**EXERCISE DIRECTIONS**
Write out each record below exactly as it appears, with no pictures.
+++
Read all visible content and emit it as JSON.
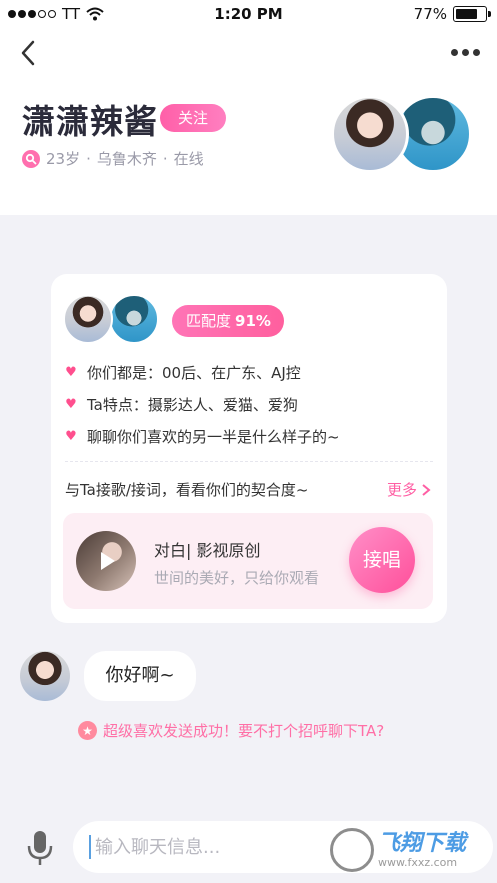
{
  "status_bar": {
    "carrier": "TT",
    "time": "1:20 PM",
    "battery": "77%",
    "battery_level": 0.77
  },
  "header": {
    "back_icon": "chevron-left-icon",
    "more_icon": "more-dots-icon"
  },
  "profile": {
    "name": "潇潇辣酱",
    "follow_label": "关注",
    "age": "23岁",
    "city": "乌鲁木齐",
    "status": "在线",
    "separator": "·"
  },
  "match_card": {
    "match_label": "匹配度",
    "match_value": "91%",
    "traits": [
      "你们都是：00后、在广东、AJ控",
      "Ta特点：摄影达人、爱猫、爱狗",
      "聊聊你们喜欢的另一半是什么样子的~"
    ],
    "sing_prompt": "与Ta接歌/接词，看看你们的契合度~",
    "more_label": "更多",
    "song": {
      "title": "对白| 影视原创",
      "subtitle": "世间的美好，只给你观看",
      "sing_label": "接唱"
    }
  },
  "chat": {
    "message": "你好啊~",
    "system_message": "超级喜欢发送成功！要不打个招呼聊下TA?"
  },
  "input_bar": {
    "placeholder": "输入聊天信息..."
  },
  "watermark": {
    "text": "飞翔下载",
    "url": "www.fxxz.com"
  },
  "colors": {
    "accent_pink": "#ff5fa4",
    "background": "#f2f2f7"
  }
}
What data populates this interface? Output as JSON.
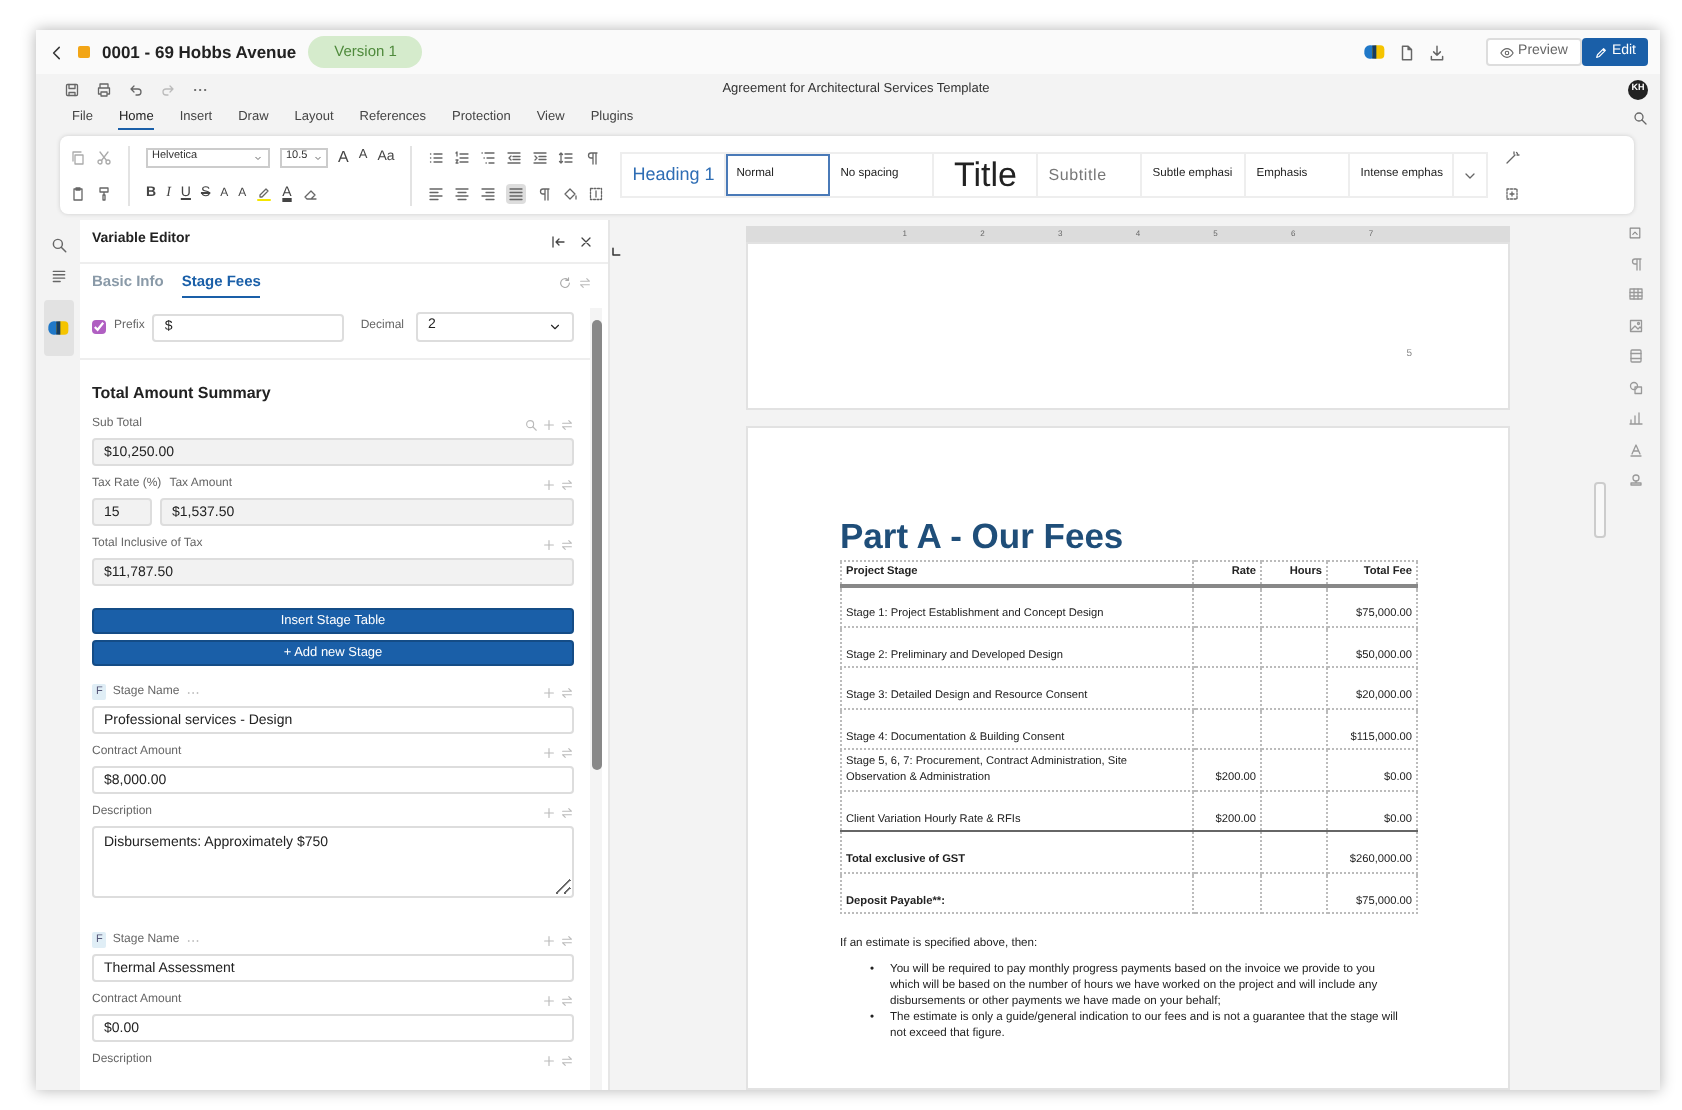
{
  "header": {
    "title": "0001 - 69 Hobbs Avenue",
    "version": "Version 1",
    "preview": "Preview",
    "edit": "Edit"
  },
  "doc_title": "Agreement for Architectural Services Template",
  "avatar": "KH",
  "menu": [
    {
      "label": "File",
      "selected": false
    },
    {
      "label": "Home",
      "selected": true
    },
    {
      "label": "Insert",
      "selected": false
    },
    {
      "label": "Draw",
      "selected": false
    },
    {
      "label": "Layout",
      "selected": false
    },
    {
      "label": "References",
      "selected": false
    },
    {
      "label": "Protection",
      "selected": false
    },
    {
      "label": "View",
      "selected": false
    },
    {
      "label": "Plugins",
      "selected": false
    }
  ],
  "ribbon": {
    "font": "Helvetica",
    "size": "10.5",
    "font_buttons": [
      {
        "label": "A",
        "kind": "grow"
      },
      {
        "label": "A",
        "kind": "shrink"
      },
      {
        "label": "Aa",
        "kind": "case"
      }
    ],
    "format_buttons": [
      {
        "label": "B",
        "kind": "bold"
      },
      {
        "label": "I",
        "kind": "italic"
      },
      {
        "label": "U",
        "kind": "underline"
      },
      {
        "label": "S",
        "kind": "strike"
      },
      {
        "label": "A",
        "kind": "superscript"
      },
      {
        "label": "A",
        "kind": "subscript"
      },
      {
        "label": "A",
        "kind": "color"
      }
    ],
    "styles": [
      {
        "label": "Heading 1",
        "kind": "heading",
        "selected": false
      },
      {
        "label": "Normal",
        "kind": "plain",
        "selected": true
      },
      {
        "label": "No spacing",
        "kind": "plain",
        "selected": false
      },
      {
        "label": "Title",
        "kind": "title",
        "selected": false
      },
      {
        "label": "Subtitle",
        "kind": "subtitle",
        "selected": false
      },
      {
        "label": "Subtle emphasi",
        "kind": "plain",
        "selected": false
      },
      {
        "label": "Emphasis",
        "kind": "plain",
        "selected": false
      },
      {
        "label": "Intense emphas",
        "kind": "plain",
        "selected": false
      }
    ]
  },
  "editor": {
    "title": "Variable Editor",
    "tabs": [
      {
        "label": "Basic Info",
        "selected": false
      },
      {
        "label": "Stage Fees",
        "selected": true
      }
    ],
    "prefix": {
      "label": "Prefix",
      "checked": true,
      "value": "$"
    },
    "decimal": {
      "label": "Decimal",
      "value": "2"
    },
    "summary_title": "Total Amount Summary",
    "sub_total": {
      "label": "Sub Total",
      "value": "$10,250.00"
    },
    "tax_rate": {
      "label": "Tax Rate (%)",
      "value": "15"
    },
    "tax_amount": {
      "label": "Tax Amount",
      "value": "$1,537.50"
    },
    "total": {
      "label": "Total Inclusive of Tax",
      "value": "$11,787.50"
    },
    "buttons": [
      "Insert Stage Table",
      "+ Add new Stage"
    ],
    "stages": [
      {
        "badge": "F",
        "name_label": "Stage Name",
        "name": "Professional services - Design",
        "amount_label": "Contract Amount",
        "amount": "$8,000.00",
        "description_label": "Description",
        "description": "Disbursements: Approximately $750"
      },
      {
        "badge": "F",
        "name_label": "Stage Name",
        "name": "Thermal Assessment",
        "amount_label": "Contract Amount",
        "amount": "$0.00",
        "description_label": "Description"
      }
    ]
  },
  "document": {
    "ruler_labels": [
      "1",
      "2",
      "3",
      "4",
      "5",
      "6",
      "7"
    ],
    "page_number": "5",
    "heading": "Part A - Our Fees",
    "columns": [
      "Project Stage",
      "Rate",
      "Hours",
      "Total Fee"
    ],
    "rows": [
      {
        "kind": "stage",
        "stage": "Stage 1: Project Establishment and Concept Design",
        "total": "$75,000.00"
      },
      {
        "kind": "stage",
        "stage": "Stage 2: Preliminary and Developed Design",
        "total": "$50,000.00"
      },
      {
        "kind": "stage",
        "stage": "Stage 3: Detailed Design and Resource Consent",
        "total": "$20,000.00"
      },
      {
        "kind": "stage",
        "stage": "Stage 4: Documentation & Building Consent",
        "total": "$115,000.00"
      },
      {
        "kind": "stage",
        "stage": "Stage 5, 6, 7: Procurement, Contract Administration, Site Observation & Administration",
        "rate": "$200.00",
        "total": "$0.00"
      },
      {
        "kind": "stage",
        "stage": "Client Variation Hourly Rate & RFIs",
        "rate": "$200.00",
        "total": "$0.00"
      },
      {
        "kind": "total",
        "stage": "Total exclusive of GST",
        "total": "$260,000.00"
      },
      {
        "kind": "total",
        "stage": "Deposit Payable**:",
        "total": "$75,000.00"
      }
    ],
    "paragraph": "If an estimate is specified above, then:",
    "bullets": [
      {
        "marker": "•",
        "text": "You will be required to pay monthly progress payments based on the invoice we provide to you which will be based on the number of hours we have worked on the project and will include any disbursements or other payments we have made on your behalf;"
      },
      {
        "marker": "•",
        "text": "The estimate is only a guide/general indication to our fees and is not a guarantee that the stage will not exceed that figure."
      }
    ]
  }
}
+++
**RESULT OF THIS TASK**
Read all visible content and emit it as JSON.
{
  "status_bar": {
    "carrier": "TT",
    "time": "1:20 PM",
    "battery": "77%",
    "battery_level": 0.77
  },
  "header": {
    "back_icon": "chevron-left-icon",
    "more_icon": "more-dots-icon"
  },
  "profile": {
    "name": "潇潇辣酱",
    "follow_label": "关注",
    "age": "23岁",
    "city": "乌鲁木齐",
    "status": "在线",
    "separator": "·"
  },
  "match_card": {
    "match_label": "匹配度",
    "match_value": "91%",
    "traits": [
      "你们都是：00后、在广东、AJ控",
      "Ta特点：摄影达人、爱猫、爱狗",
      "聊聊你们喜欢的另一半是什么样子的~"
    ],
    "sing_prompt": "与Ta接歌/接词，看看你们的契合度~",
    "more_label": "更多",
    "song": {
      "title": "对白| 影视原创",
      "subtitle": "世间的美好，只给你观看",
      "sing_label": "接唱"
    }
  },
  "chat": {
    "message": "你好啊~",
    "system_message": "超级喜欢发送成功！要不打个招呼聊下TA?"
  },
  "input_bar": {
    "placeholder": "输入聊天信息..."
  },
  "watermark": {
    "text": "飞翔下载",
    "url": "www.fxxz.com"
  },
  "colors": {
    "accent_pink": "#ff5fa4",
    "background": "#f2f2f7"
  }
}
What data populates this interface? Output as JSON.
{
  "header": {
    "title": "0001 - 69 Hobbs Avenue",
    "version": "Version 1",
    "preview": "Preview",
    "edit": "Edit"
  },
  "doc_title": "Agreement for Architectural Services Template",
  "avatar": "KH",
  "menu": [
    {
      "label": "File",
      "selected": false
    },
    {
      "label": "Home",
      "selected": true
    },
    {
      "label": "Insert",
      "selected": false
    },
    {
      "label": "Draw",
      "selected": false
    },
    {
      "label": "Layout",
      "selected": false
    },
    {
      "label": "References",
      "selected": false
    },
    {
      "label": "Protection",
      "selected": false
    },
    {
      "label": "View",
      "selected": false
    },
    {
      "label": "Plugins",
      "selected": false
    }
  ],
  "ribbon": {
    "font": "Helvetica",
    "size": "10.5",
    "font_buttons": [
      {
        "label": "A",
        "kind": "grow"
      },
      {
        "label": "A",
        "kind": "shrink"
      },
      {
        "label": "Aa",
        "kind": "case"
      }
    ],
    "format_buttons": [
      {
        "label": "B",
        "kind": "bold"
      },
      {
        "label": "I",
        "kind": "italic"
      },
      {
        "label": "U",
        "kind": "underline"
      },
      {
        "label": "S",
        "kind": "strike"
      },
      {
        "label": "A",
        "kind": "superscript"
      },
      {
        "label": "A",
        "kind": "subscript"
      },
      {
        "label": "A",
        "kind": "color"
      }
    ],
    "styles": [
      {
        "label": "Heading 1",
        "kind": "heading",
        "selected": false
      },
      {
        "label": "Normal",
        "kind": "plain",
        "selected": true
      },
      {
        "label": "No spacing",
        "kind": "plain",
        "selected": false
      },
      {
        "label": "Title",
        "kind": "title",
        "selected": false
      },
      {
        "label": "Subtitle",
        "kind": "subtitle",
        "selected": false
      },
      {
        "label": "Subtle emphasi",
        "kind": "plain",
        "selected": false
      },
      {
        "label": "Emphasis",
        "kind": "plain",
        "selected": false
      },
      {
        "label": "Intense emphas",
        "kind": "plain",
        "selected": false
      }
    ]
  },
  "editor": {
    "title": "Variable Editor",
    "tabs": [
      {
        "label": "Basic Info",
        "selected": false
      },
      {
        "label": "Stage Fees",
        "selected": true
      }
    ],
    "prefix": {
      "label": "Prefix",
      "checked": true,
      "value": "$"
    },
    "decimal": {
      "label": "Decimal",
      "value": "2"
    },
    "summary_title": "Total Amount Summary",
    "sub_total": {
      "label": "Sub Total",
      "value": "$10,250.00"
    },
    "tax_rate": {
      "label": "Tax Rate (%)",
      "value": "15"
    },
    "tax_amount": {
      "label": "Tax Amount",
      "value": "$1,537.50"
    },
    "total": {
      "label": "Total Inclusive of Tax",
      "value": "$11,787.50"
    },
    "buttons": [
      "Insert Stage Table",
      "+ Add new Stage"
    ],
    "stages": [
      {
        "badge": "F",
        "name_label": "Stage Name",
        "name": "Professional services - Design",
        "amount_label": "Contract Amount",
        "amount": "$8,000.00",
        "description_label": "Description",
        "description": "Disbursements: Approximately $750"
      },
      {
        "badge": "F",
        "name_label": "Stage Name",
        "name": "Thermal Assessment",
        "amount_label": "Contract Amount",
        "amount": "$0.00",
        "description_label": "Description"
      }
    ]
  },
  "document": {
    "ruler_labels": [
      "1",
      "2",
      "3",
      "4",
      "5",
      "6",
      "7"
    ],
    "page_number": "5",
    "heading": "Part A - Our Fees",
    "columns": [
      "Project Stage",
      "Rate",
      "Hours",
      "Total Fee"
    ],
    "rows": [
      {
        "kind": "stage",
        "stage": "Stage 1: Project Establishment and Concept Design",
        "total": "$75,000.00"
      },
      {
        "kind": "stage",
        "stage": "Stage 2: Preliminary and Developed Design",
        "total": "$50,000.00"
      },
      {
        "kind": "stage",
        "stage": "Stage 3: Detailed Design and Resource Consent",
        "total": "$20,000.00"
      },
      {
        "kind": "stage",
        "stage": "Stage 4: Documentation & Building Consent",
        "total": "$115,000.00"
      },
      {
        "kind": "stage",
        "stage": "Stage 5, 6, 7: Procurement, Contract Administration, Site Observation & Administration",
        "rate": "$200.00",
        "total": "$0.00"
      },
      {
        "kind": "stage",
        "stage": "Client Variation Hourly Rate & RFIs",
        "rate": "$200.00",
        "total": "$0.00"
      },
      {
        "kind": "total",
        "stage": "Total exclusive of GST",
        "total": "$260,000.00"
      },
      {
        "kind": "total",
        "stage": "Deposit Payable**:",
        "total": "$75,000.00"
      }
    ],
    "paragraph": "If an estimate is specified above, then:",
    "bullets": [
      {
        "marker": "•",
        "text": "You will be required to pay monthly progress payments based on the invoice we provide to you which will be based on the number of hours we have worked on the project and will include any disbursements or other payments we have made on your behalf;"
      },
      {
        "marker": "•",
        "text": "The estimate is only a guide/general indication to our fees and is not a guarantee that the stage will not exceed that figure."
      }
    ]
  }
}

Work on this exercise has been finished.